* [Goal of the exercise]
Identify the lines holding "placeholder" and copy them.

* [Information given]

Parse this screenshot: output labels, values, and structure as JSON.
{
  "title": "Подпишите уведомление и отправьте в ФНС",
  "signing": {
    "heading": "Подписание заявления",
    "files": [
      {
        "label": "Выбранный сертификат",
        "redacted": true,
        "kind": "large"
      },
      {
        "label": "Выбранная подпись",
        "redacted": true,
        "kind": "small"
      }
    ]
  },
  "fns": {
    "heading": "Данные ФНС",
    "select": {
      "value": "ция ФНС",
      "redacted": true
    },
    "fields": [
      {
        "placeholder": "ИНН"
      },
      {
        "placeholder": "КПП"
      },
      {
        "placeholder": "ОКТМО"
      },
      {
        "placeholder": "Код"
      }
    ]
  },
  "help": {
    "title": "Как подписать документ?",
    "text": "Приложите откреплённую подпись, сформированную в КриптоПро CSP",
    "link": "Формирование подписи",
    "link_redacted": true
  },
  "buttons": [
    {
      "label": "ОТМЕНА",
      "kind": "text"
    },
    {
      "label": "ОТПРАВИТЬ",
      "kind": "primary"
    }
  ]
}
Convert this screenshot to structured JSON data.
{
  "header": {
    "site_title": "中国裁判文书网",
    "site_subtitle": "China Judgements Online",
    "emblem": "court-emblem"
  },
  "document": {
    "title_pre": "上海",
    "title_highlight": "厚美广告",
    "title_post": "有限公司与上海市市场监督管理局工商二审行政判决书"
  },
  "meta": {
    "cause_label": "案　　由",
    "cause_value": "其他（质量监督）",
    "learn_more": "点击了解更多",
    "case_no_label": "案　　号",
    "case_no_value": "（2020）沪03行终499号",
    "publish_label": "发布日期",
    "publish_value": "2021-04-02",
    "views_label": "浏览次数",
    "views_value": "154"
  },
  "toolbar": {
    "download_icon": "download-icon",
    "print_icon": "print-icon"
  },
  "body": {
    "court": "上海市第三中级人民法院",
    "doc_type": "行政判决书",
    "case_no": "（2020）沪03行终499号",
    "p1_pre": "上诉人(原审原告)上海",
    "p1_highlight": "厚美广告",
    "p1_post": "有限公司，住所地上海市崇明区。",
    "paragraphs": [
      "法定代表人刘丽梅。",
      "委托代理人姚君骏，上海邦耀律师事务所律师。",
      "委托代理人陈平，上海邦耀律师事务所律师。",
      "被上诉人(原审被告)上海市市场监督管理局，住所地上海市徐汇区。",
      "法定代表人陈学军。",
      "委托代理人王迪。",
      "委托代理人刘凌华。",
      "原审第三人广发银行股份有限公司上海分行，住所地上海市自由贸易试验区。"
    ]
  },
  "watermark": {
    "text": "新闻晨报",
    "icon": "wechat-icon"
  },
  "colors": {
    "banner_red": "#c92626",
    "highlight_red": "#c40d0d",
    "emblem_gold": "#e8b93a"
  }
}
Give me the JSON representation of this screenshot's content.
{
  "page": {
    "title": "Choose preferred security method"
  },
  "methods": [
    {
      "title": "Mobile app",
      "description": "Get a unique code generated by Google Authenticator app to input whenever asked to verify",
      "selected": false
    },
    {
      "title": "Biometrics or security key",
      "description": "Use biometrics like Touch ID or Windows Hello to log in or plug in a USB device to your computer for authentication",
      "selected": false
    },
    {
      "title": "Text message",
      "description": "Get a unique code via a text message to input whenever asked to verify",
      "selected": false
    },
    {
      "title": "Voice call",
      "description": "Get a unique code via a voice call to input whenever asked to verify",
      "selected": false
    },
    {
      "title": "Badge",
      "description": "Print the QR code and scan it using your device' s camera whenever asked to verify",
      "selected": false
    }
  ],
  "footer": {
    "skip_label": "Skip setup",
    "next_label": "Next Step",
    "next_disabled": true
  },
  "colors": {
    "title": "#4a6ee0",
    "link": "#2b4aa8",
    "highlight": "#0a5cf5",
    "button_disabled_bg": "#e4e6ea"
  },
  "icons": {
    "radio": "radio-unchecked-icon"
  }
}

* [Exercise solution]
        "placeholder": "ИНН"
        "placeholder": "КПП"
        "placeholder": "ОКТМО"
        "placeholder": "Код"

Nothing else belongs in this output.